:: Data entries ::

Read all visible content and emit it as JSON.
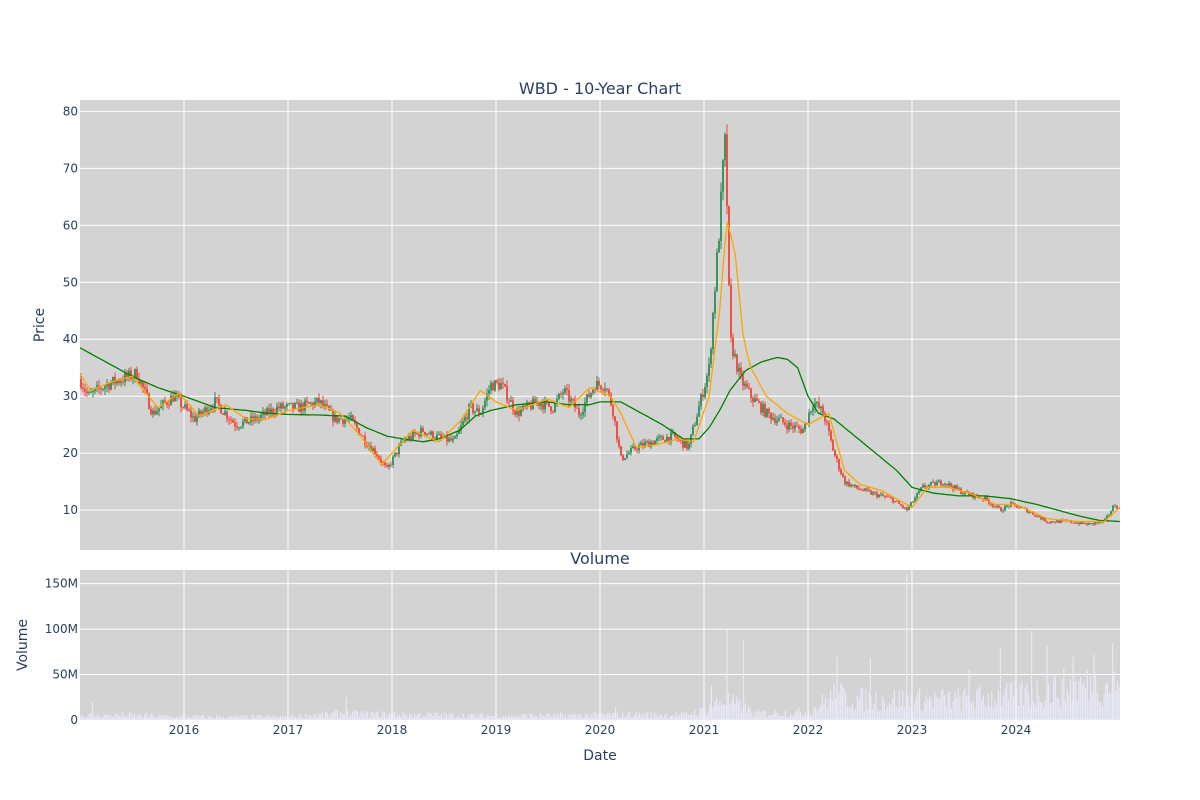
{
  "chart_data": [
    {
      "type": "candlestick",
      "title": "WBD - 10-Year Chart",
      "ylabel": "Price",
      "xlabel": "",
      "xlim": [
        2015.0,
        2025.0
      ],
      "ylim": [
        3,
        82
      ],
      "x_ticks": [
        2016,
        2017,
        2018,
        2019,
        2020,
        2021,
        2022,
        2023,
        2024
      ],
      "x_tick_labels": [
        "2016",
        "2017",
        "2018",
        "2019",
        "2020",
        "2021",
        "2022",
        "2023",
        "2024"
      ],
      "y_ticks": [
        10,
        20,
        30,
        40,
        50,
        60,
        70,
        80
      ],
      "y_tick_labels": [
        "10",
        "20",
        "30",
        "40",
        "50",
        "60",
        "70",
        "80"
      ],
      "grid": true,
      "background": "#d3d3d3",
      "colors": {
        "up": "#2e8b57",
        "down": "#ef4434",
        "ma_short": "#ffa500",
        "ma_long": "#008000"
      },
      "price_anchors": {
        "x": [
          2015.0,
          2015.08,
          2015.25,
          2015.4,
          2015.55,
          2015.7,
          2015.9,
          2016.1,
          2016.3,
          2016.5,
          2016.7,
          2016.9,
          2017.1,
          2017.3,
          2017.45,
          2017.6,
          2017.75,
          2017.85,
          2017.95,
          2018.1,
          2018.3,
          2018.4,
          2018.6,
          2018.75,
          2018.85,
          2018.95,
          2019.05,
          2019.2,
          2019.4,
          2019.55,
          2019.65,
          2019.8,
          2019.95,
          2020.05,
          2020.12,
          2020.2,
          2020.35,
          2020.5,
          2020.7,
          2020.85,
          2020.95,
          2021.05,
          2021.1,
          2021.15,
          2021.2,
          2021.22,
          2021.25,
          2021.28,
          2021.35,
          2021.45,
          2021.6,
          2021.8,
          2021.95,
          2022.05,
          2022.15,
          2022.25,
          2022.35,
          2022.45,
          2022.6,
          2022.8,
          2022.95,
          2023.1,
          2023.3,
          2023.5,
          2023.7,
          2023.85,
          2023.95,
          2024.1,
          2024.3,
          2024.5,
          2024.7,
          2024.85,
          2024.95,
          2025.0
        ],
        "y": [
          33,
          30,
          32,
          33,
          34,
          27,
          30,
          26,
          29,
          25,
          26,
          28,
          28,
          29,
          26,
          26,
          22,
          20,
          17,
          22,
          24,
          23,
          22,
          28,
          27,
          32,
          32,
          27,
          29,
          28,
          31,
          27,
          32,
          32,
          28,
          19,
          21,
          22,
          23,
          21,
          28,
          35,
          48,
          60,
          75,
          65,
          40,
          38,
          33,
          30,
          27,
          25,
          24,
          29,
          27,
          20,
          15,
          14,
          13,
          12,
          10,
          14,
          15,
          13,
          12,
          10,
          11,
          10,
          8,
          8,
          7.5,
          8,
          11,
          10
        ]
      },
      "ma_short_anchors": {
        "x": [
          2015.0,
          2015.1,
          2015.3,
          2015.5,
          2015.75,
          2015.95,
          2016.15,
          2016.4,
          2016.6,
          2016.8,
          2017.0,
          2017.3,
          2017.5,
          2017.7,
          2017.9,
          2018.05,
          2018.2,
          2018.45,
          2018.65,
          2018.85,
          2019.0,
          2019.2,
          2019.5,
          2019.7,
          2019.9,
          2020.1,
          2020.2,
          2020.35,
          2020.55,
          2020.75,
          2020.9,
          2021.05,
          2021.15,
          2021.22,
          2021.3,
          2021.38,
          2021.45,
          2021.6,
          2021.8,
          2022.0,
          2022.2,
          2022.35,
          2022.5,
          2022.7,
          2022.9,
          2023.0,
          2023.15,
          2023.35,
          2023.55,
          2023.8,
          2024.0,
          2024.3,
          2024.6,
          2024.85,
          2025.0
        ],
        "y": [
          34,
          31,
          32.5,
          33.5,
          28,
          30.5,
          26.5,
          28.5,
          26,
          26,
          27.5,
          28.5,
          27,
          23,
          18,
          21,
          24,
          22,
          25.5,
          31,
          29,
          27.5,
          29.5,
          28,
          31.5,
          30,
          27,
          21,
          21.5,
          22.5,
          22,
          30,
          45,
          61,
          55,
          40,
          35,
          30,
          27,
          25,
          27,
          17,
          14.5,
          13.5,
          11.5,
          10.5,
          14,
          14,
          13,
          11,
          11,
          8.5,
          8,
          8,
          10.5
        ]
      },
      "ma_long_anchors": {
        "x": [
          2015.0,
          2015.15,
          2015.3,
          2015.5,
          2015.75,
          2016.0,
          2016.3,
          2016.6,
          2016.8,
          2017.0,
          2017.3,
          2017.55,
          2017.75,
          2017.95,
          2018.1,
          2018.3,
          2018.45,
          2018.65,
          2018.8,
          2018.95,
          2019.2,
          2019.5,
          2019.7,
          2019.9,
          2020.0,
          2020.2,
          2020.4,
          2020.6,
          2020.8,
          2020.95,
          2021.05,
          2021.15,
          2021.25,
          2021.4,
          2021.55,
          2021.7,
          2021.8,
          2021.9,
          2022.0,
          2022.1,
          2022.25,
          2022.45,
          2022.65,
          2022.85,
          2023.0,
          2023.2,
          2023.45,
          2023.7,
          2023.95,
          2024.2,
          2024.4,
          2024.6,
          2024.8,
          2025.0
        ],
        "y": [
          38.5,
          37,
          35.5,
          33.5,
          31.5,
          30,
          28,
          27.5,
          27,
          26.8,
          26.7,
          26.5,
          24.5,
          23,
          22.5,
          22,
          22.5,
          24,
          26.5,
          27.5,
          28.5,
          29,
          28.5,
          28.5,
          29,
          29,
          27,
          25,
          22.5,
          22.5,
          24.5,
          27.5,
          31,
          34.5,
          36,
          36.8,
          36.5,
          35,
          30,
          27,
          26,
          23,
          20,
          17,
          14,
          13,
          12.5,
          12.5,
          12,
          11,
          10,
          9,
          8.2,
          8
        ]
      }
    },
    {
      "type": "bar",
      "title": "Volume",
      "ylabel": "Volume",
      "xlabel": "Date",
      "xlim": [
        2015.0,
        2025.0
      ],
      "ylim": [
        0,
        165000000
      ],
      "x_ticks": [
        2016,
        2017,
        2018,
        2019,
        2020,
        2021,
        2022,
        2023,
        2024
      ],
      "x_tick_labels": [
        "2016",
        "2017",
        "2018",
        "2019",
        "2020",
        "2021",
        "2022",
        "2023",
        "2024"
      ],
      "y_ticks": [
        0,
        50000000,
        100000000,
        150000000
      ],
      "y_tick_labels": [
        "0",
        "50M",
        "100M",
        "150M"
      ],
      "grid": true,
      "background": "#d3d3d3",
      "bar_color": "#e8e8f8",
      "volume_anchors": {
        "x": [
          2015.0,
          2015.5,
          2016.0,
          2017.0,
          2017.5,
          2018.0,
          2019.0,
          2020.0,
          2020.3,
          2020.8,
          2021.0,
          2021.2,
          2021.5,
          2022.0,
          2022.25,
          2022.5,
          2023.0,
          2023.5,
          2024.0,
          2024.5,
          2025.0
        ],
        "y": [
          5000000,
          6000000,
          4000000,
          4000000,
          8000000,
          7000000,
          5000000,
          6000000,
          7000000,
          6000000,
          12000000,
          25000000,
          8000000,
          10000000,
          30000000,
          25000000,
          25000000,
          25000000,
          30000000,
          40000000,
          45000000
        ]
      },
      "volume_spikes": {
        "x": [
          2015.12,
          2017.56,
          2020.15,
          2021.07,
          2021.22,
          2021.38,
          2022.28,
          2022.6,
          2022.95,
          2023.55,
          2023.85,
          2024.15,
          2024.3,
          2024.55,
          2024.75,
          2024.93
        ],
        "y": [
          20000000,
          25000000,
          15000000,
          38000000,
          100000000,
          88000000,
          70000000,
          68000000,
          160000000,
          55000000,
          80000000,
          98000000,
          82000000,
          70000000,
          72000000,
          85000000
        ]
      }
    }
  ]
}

:::
:: Data entries ::

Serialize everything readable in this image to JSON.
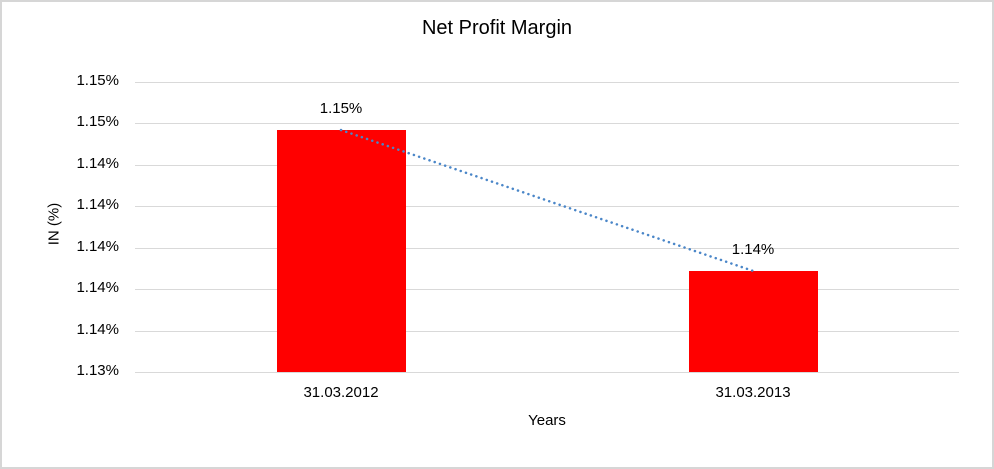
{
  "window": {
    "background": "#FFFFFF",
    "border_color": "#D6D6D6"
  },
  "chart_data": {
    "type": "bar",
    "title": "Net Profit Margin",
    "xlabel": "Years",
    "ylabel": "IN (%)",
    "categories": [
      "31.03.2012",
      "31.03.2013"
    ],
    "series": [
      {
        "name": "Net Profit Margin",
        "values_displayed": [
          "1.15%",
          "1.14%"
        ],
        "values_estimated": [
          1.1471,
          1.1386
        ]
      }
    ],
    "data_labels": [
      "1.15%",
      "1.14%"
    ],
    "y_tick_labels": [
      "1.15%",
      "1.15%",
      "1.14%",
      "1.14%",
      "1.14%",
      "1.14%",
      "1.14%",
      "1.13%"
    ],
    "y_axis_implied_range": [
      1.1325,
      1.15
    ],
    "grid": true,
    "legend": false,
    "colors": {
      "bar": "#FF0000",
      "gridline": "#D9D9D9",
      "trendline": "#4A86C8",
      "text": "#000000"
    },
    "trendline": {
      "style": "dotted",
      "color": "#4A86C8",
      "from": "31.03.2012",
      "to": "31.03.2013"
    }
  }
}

:::

• Given request
Pull every line containing the word "Profit" out of the entries above.

• Solution to this problem
    "title": "Net Profit Margin",
        "name": "Net Profit Margin",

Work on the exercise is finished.